## [Collection entries]
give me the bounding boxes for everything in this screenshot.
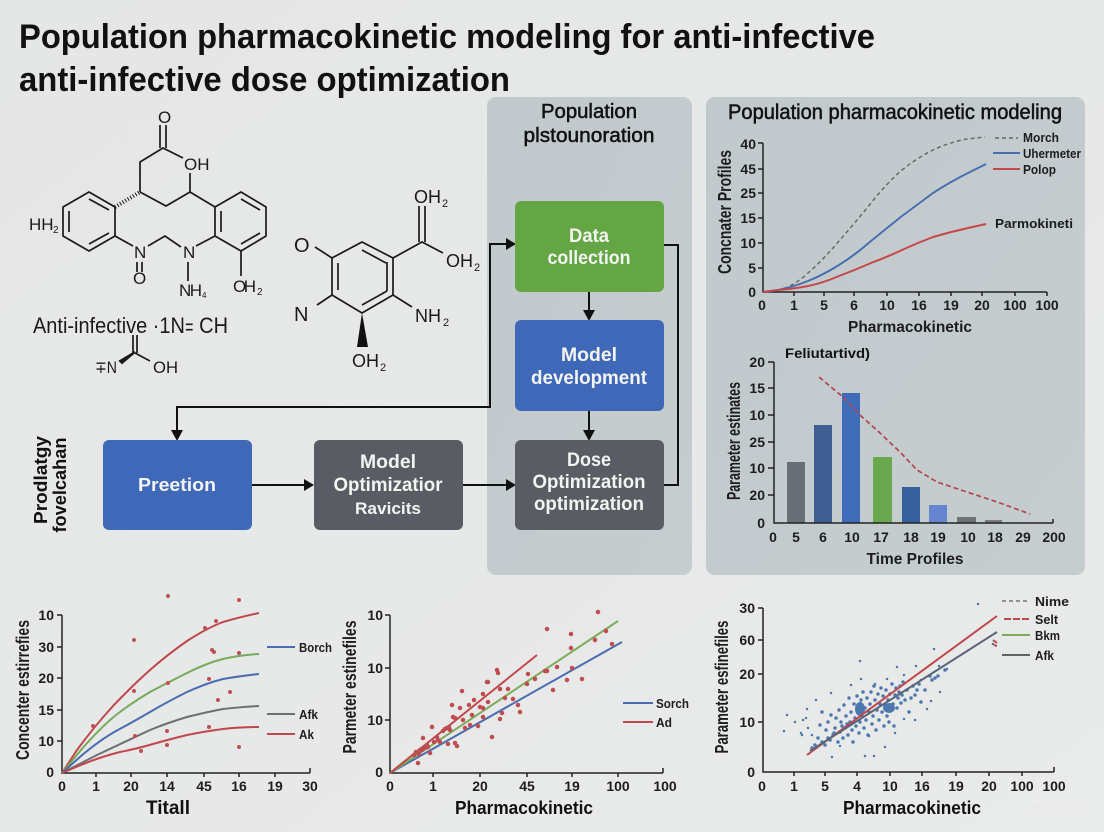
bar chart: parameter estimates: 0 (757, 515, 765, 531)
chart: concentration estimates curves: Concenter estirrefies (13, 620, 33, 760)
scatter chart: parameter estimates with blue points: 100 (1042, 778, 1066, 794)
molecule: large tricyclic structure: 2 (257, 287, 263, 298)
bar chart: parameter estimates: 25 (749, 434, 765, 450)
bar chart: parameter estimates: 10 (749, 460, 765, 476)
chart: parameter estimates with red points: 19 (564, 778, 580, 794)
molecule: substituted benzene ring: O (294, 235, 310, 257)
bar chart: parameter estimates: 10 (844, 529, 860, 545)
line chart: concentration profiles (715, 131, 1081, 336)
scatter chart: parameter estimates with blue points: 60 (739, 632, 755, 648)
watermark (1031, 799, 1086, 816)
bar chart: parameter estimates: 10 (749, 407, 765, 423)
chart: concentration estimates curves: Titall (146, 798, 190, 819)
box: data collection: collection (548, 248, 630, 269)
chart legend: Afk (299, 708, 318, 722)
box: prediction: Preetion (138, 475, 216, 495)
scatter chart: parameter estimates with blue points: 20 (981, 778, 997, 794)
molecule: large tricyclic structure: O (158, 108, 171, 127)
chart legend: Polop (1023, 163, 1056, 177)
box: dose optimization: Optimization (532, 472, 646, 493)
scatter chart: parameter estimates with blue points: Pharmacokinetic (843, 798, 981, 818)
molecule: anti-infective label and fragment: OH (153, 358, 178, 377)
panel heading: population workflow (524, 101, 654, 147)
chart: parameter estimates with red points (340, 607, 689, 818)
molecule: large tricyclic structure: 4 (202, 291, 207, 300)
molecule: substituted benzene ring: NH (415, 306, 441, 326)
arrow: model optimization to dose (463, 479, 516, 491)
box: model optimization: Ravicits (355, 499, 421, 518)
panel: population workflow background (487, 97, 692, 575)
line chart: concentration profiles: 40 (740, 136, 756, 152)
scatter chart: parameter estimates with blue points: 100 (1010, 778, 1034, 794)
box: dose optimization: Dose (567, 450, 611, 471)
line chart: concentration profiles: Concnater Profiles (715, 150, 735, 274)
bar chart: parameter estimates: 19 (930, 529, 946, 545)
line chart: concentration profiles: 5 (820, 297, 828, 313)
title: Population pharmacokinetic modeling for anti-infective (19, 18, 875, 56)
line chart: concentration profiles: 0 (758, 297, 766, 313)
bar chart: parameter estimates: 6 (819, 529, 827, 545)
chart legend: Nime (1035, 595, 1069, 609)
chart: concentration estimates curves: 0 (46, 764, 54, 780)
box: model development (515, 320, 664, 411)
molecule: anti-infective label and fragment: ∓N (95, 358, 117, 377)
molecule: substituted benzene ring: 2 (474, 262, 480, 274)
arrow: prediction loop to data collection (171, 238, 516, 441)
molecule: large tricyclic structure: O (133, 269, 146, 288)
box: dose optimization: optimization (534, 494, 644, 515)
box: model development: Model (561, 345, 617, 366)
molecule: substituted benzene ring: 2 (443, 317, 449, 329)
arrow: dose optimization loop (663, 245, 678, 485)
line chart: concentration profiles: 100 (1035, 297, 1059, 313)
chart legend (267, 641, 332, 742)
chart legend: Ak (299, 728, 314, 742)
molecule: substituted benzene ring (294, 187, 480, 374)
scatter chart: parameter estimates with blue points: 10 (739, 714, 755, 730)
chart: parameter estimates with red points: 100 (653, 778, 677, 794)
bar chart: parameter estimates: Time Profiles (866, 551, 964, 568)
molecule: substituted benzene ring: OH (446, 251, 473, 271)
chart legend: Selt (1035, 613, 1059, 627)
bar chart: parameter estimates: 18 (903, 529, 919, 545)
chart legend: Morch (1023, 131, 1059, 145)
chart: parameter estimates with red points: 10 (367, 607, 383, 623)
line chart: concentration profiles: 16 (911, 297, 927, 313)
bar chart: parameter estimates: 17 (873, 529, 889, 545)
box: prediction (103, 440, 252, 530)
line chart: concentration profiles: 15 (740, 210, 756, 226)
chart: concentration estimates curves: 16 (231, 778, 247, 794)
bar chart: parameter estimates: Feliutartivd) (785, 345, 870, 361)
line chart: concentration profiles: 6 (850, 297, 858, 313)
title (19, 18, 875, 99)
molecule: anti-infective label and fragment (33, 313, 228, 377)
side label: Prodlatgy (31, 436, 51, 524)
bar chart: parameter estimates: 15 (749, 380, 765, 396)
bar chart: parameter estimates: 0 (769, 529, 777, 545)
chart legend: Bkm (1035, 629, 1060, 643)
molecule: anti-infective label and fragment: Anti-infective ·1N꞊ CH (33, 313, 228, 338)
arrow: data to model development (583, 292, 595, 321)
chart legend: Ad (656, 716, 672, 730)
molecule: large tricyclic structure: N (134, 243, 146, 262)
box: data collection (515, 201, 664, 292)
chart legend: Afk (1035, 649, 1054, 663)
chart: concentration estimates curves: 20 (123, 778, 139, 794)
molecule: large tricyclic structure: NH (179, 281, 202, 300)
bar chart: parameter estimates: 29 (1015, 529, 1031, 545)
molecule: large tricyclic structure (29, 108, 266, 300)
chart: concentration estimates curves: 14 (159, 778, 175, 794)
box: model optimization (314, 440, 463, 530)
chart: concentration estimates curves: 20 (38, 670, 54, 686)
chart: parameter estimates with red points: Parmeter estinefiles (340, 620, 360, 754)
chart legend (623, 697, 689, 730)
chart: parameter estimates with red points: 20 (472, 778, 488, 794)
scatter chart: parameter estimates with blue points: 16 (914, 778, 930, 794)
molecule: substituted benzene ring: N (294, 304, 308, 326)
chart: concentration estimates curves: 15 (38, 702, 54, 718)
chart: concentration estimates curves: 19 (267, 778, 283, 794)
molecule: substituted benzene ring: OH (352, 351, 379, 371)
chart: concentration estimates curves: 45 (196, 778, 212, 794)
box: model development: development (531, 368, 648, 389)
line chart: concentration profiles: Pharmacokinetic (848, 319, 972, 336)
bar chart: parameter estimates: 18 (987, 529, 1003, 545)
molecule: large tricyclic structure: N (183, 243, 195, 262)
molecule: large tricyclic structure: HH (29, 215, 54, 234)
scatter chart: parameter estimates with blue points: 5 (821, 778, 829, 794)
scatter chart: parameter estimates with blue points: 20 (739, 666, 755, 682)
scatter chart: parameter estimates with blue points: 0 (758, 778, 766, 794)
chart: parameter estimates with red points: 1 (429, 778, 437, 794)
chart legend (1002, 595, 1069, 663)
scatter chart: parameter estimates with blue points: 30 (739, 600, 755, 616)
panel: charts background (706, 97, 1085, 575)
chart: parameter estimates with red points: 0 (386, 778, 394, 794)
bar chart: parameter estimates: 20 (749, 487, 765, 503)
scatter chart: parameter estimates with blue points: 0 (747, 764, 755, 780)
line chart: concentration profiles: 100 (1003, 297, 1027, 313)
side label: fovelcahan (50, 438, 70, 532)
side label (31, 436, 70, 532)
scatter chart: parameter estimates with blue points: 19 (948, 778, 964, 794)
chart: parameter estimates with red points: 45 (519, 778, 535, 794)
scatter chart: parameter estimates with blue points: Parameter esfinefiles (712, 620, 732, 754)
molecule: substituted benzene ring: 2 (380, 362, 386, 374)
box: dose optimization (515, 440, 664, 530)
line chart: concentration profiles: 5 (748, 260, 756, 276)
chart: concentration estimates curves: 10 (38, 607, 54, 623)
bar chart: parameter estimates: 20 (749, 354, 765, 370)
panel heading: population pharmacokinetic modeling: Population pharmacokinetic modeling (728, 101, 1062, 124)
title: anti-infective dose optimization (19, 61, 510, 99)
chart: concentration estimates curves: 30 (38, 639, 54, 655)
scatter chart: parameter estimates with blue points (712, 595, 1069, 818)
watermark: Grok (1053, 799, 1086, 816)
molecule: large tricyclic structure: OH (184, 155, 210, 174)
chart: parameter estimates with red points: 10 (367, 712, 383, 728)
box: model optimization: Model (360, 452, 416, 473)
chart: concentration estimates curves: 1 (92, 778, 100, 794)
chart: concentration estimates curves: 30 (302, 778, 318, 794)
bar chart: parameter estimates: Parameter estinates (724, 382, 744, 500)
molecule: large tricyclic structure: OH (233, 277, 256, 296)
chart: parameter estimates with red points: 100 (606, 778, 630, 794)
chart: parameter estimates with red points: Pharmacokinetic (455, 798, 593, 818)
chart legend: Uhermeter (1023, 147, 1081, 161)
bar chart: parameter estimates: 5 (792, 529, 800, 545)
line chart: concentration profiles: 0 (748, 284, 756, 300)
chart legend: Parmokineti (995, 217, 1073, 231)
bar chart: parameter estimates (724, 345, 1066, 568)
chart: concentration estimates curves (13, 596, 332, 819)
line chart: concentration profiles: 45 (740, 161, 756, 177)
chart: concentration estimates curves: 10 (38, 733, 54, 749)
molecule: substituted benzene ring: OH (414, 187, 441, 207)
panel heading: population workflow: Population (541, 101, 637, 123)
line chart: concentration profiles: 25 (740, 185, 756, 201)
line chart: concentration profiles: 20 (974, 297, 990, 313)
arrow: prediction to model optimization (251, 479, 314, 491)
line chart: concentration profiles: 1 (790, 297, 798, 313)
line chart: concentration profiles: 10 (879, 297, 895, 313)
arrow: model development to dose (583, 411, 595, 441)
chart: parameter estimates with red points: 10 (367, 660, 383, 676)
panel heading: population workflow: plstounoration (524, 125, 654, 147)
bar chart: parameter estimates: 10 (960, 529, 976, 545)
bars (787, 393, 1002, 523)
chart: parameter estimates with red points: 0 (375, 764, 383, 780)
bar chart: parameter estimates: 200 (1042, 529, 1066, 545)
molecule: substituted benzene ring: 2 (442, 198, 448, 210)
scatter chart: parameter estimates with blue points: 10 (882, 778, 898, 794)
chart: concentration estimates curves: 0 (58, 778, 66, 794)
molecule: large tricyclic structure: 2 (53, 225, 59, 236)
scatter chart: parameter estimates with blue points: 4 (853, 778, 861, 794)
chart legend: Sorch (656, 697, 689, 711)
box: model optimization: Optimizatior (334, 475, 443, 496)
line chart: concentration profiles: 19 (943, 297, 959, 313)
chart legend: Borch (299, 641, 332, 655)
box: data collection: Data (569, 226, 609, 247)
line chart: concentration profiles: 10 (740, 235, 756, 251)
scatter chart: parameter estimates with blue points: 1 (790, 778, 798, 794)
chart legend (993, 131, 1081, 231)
--
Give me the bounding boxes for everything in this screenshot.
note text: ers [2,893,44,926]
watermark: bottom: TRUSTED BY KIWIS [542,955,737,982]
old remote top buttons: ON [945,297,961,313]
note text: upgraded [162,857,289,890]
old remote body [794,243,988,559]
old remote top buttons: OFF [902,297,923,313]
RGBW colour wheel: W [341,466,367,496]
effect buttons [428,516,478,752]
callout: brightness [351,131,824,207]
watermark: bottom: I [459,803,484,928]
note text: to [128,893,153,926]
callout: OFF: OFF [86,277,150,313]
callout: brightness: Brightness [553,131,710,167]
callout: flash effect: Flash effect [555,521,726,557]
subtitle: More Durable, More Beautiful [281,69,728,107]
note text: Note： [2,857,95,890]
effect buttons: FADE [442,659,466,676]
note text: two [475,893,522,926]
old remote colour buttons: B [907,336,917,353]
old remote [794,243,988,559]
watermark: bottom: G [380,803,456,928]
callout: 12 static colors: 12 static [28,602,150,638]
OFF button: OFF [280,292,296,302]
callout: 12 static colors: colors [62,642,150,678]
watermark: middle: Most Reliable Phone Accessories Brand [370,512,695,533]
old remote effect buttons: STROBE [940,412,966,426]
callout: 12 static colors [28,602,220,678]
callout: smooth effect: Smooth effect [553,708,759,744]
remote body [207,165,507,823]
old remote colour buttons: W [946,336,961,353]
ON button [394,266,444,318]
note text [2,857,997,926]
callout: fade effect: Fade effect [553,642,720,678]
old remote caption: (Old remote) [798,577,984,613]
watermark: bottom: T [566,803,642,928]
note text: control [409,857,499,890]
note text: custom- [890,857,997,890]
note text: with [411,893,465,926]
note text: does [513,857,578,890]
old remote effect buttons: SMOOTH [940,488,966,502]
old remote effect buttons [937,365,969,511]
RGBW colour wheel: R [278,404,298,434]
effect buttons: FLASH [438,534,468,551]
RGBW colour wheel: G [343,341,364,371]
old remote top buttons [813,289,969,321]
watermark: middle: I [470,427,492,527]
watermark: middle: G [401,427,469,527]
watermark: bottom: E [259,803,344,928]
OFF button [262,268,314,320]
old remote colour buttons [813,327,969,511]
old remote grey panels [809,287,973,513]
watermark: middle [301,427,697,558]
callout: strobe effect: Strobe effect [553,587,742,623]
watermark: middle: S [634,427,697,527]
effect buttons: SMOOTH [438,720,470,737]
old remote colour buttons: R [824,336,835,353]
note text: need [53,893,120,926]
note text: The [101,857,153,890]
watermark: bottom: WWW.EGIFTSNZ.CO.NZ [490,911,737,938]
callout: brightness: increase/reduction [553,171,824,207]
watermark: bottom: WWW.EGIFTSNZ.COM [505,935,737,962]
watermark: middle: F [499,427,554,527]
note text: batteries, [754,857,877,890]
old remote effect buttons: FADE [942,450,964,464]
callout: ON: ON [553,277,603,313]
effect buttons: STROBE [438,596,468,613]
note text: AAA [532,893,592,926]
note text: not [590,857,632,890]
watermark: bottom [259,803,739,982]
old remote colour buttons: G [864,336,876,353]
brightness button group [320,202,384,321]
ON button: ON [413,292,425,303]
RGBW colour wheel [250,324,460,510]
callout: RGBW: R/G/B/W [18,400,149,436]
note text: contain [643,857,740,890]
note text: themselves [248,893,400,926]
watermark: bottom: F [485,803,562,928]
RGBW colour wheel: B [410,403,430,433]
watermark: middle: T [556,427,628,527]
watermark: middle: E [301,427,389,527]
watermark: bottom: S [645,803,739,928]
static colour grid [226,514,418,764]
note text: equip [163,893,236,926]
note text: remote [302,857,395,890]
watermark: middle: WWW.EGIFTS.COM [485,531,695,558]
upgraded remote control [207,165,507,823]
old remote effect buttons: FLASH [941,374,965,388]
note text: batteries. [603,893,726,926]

## [What this task involves]
Can you put the lines that begin at the one containing "bar chart: parameter estimates: 0 (757, 515, 765, 531)" and stop after the one containing "molecule: large tricyclic structure: 2 (257, 287, 263, 298)" into a JSON list of strings, one string per line and no blank lines?

## [Result of the task]
[
  "bar chart: parameter estimates: 0 (757, 515, 765, 531)",
  "chart: concentration estimates curves: Concenter estirrefies (13, 620, 33, 760)",
  "scatter chart: parameter estimates with blue points: 100 (1042, 778, 1066, 794)",
  "molecule: large tricyclic structure: 2 (257, 287, 263, 298)"
]